Written request 1
In the comments on financial risk, rewrite the paragraph beginning "Unfortunately, nothing has changed here" more briefly, keeping its main facts.
Written request 2
From the comments on financial risk, reproduce the part that opens with the words containing "Posted by: endorendil" and closes with "your sage words.", swapping in "wise" wherever "sage" appears.

Excerpt to read
Unfortunately, nothing has changed here. We simply can't model reality well enough to avoid these events. Worse, if a company would properly value assets, it would charge more to take on risks, which would put it at a competitive disadvantage. So it's bad to have a better model, at least as long as things are going well.
This means that an unregulated financial system that strives for high efficiency (low transaction costs) will always end up crashing and burning. This isn't a problem per se, as long as it does not take the rest of the economy with it.
Posted by: endorendil at March 27, 2013 08:03 AM
Ahem. I note my comment at July 11, 2005 10:21 PM to http://www.econbrowser.com/archives/2005/07/how_to_talk_to.html
Posted by: Stuart Staniford at March 27, 2013 08:52 AM
Thanks Endorendil for your sage words.
"an unregulated financial system that strives for high efficiency (low transaction costs) will always end up crashing and burning. This isn't a problem per se, as long as it does not take the rest of the economy with it."

Information shown

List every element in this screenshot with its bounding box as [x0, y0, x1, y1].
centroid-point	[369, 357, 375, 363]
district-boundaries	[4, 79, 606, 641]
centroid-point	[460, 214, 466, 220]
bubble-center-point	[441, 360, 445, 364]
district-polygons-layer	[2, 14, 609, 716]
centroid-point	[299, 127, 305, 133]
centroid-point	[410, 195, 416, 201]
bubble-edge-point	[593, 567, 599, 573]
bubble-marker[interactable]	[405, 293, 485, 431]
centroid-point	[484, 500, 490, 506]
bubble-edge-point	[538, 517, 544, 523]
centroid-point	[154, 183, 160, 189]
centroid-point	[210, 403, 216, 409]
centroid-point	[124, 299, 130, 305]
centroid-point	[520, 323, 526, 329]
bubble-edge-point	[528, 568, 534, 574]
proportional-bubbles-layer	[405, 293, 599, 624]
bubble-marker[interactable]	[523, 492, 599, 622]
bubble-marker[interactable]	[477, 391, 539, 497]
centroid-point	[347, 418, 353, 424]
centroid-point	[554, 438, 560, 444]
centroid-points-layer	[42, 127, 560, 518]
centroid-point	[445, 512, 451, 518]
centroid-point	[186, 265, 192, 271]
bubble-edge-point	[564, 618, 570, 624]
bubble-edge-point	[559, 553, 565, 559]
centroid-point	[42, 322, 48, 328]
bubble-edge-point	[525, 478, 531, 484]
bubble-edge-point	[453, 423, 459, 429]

Expected output 1
Nothing has changed: reality can't be modeled well enough to prevent these events. A company that valued assets properly would charge more for taking on risk and lose ground to competitors, so a better model is a drawback as long as things go well.

Expected output 2
Posted by: endorendil at March 27, 2013 08:03 AM
Ahem. I note my comment at July 11, 2005 10:21 PM to http://www.econbrowser.com/archives/2005/07/how_to_talk_to.html
Posted by: Stuart Staniford at March 27, 2013 08:52 AM
Thanks Endorendil for your wise words.